## Dataset excerpts:
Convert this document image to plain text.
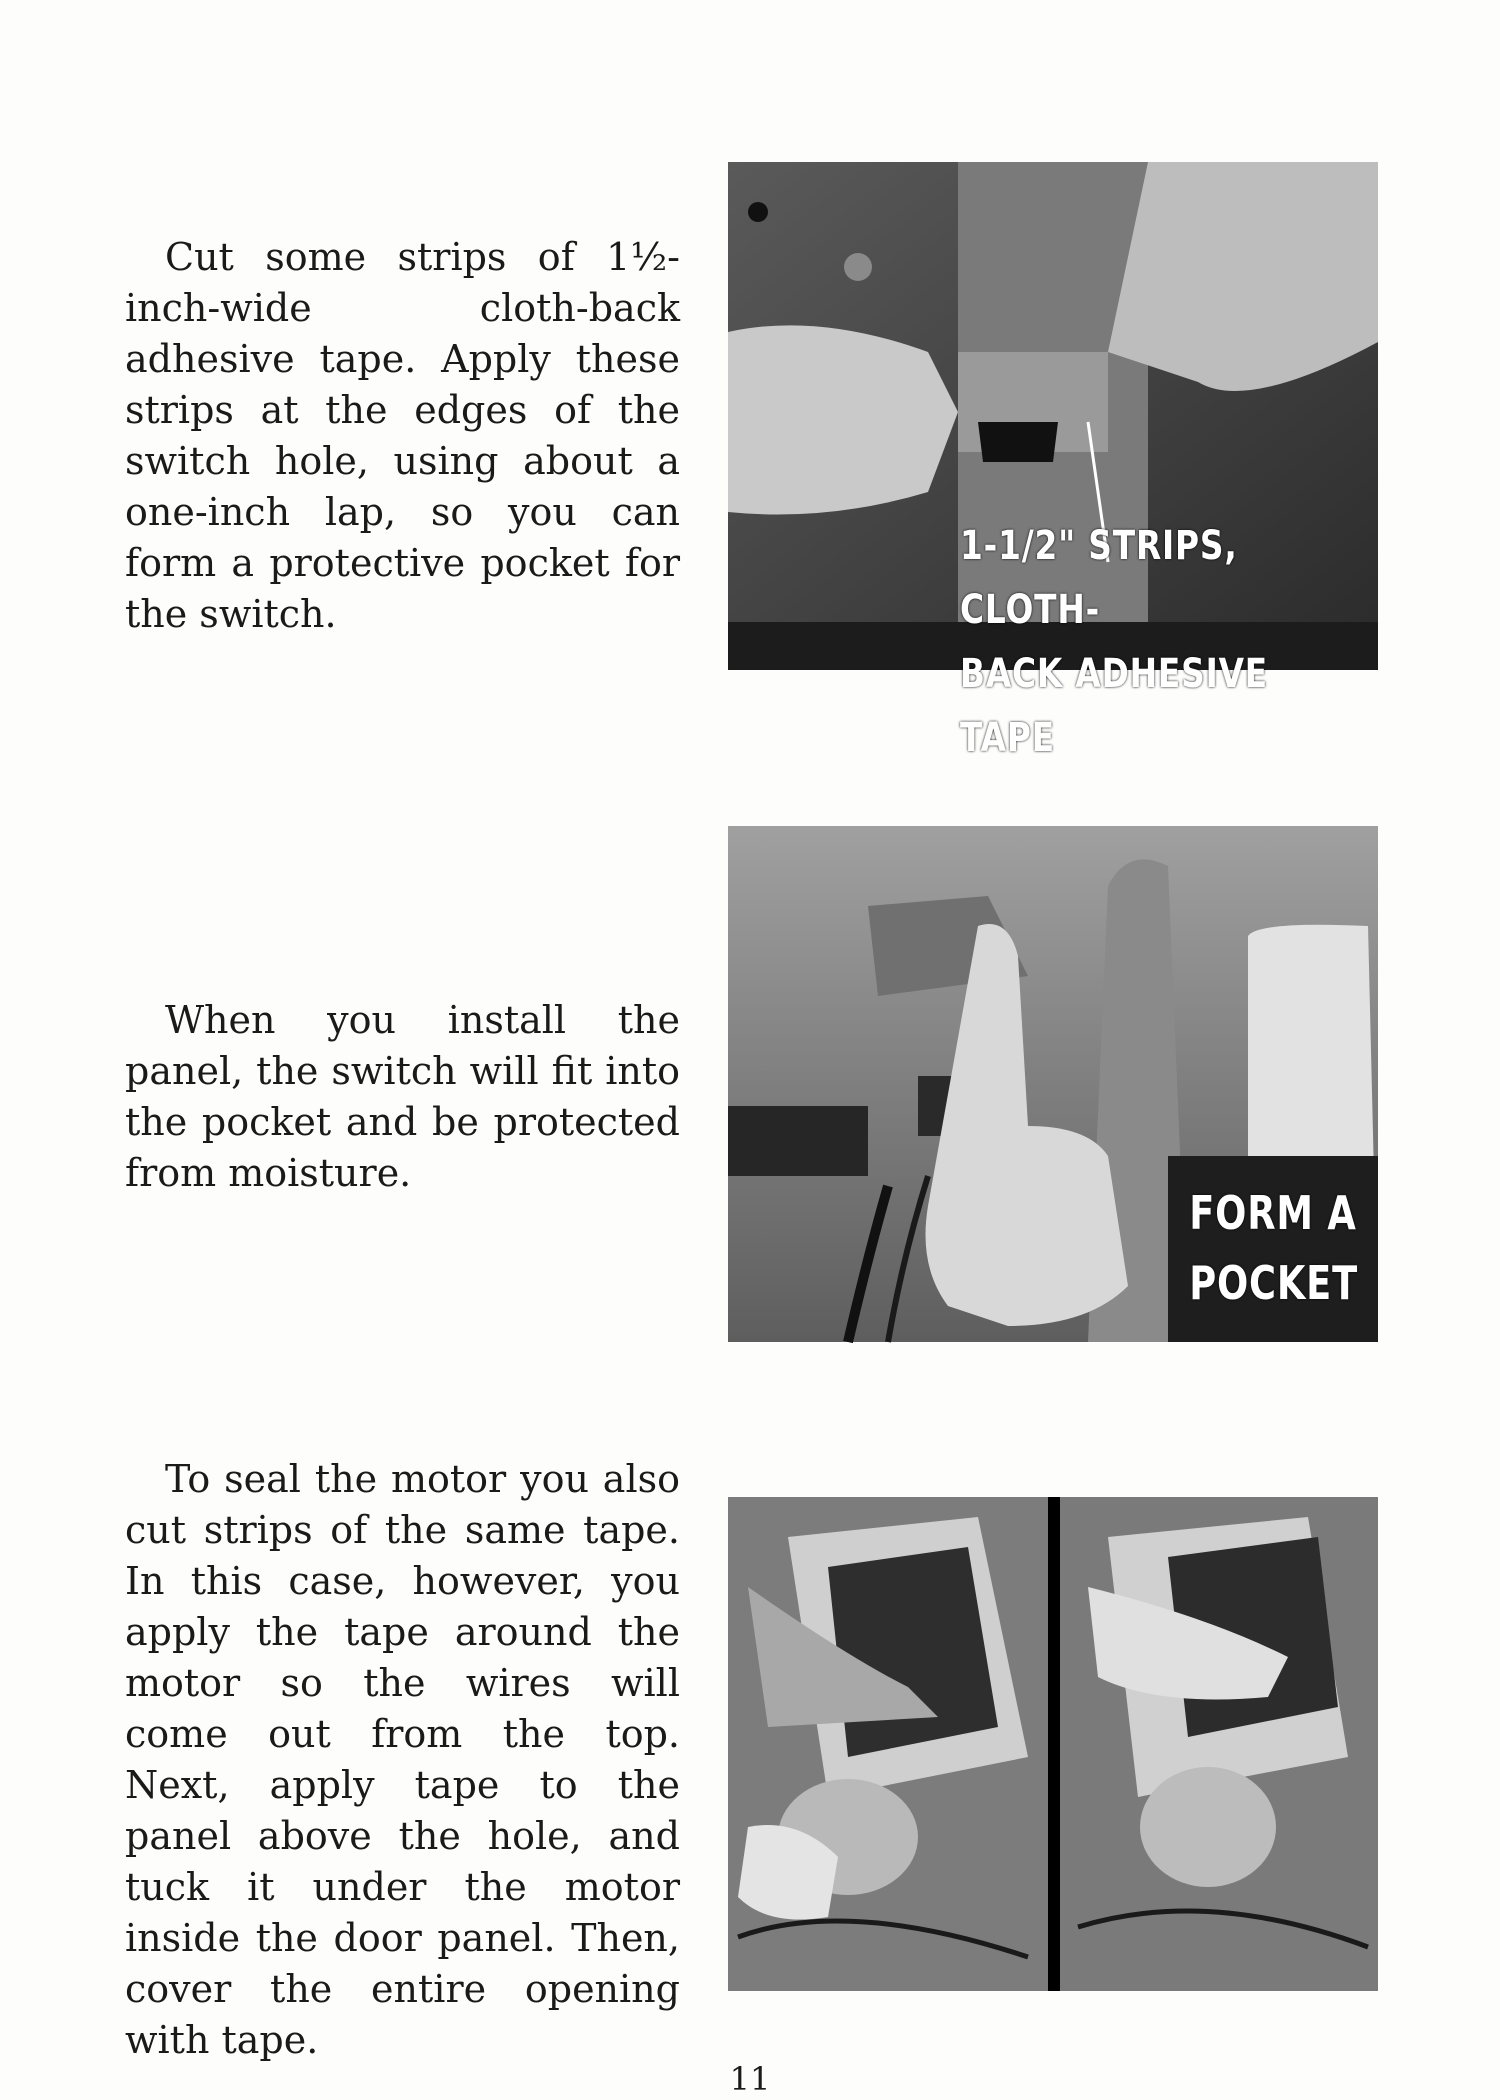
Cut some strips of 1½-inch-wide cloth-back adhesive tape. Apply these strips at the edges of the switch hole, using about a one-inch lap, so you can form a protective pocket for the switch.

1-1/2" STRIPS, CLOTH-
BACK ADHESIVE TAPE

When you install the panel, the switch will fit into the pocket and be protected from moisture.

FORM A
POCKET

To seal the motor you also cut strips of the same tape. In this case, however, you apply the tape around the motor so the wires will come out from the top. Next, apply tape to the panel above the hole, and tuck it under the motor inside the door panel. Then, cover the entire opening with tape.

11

## Aim:
Reproduce the entries exactly. Do not carry over any picture.

## Solution for this problem:
Convert this document image to plain text.
Cut some strips of 1½-inch-wide cloth-back adhesive tape. Apply these strips at the edges of the switch hole, using about a one-inch lap, so you can form a protective pocket for the switch.

1-1/2" STRIPS, CLOTH-
BACK ADHESIVE TAPE

When you install the panel, the switch will fit into the pocket and be protected from moisture.

FORM A
POCKET

To seal the motor you also cut strips of the same tape. In this case, however, you apply the tape around the motor so the wires will come out from the top. Next, apply tape to the panel above the hole, and tuck it under the motor inside the door panel. Then, cover the entire opening with tape.

11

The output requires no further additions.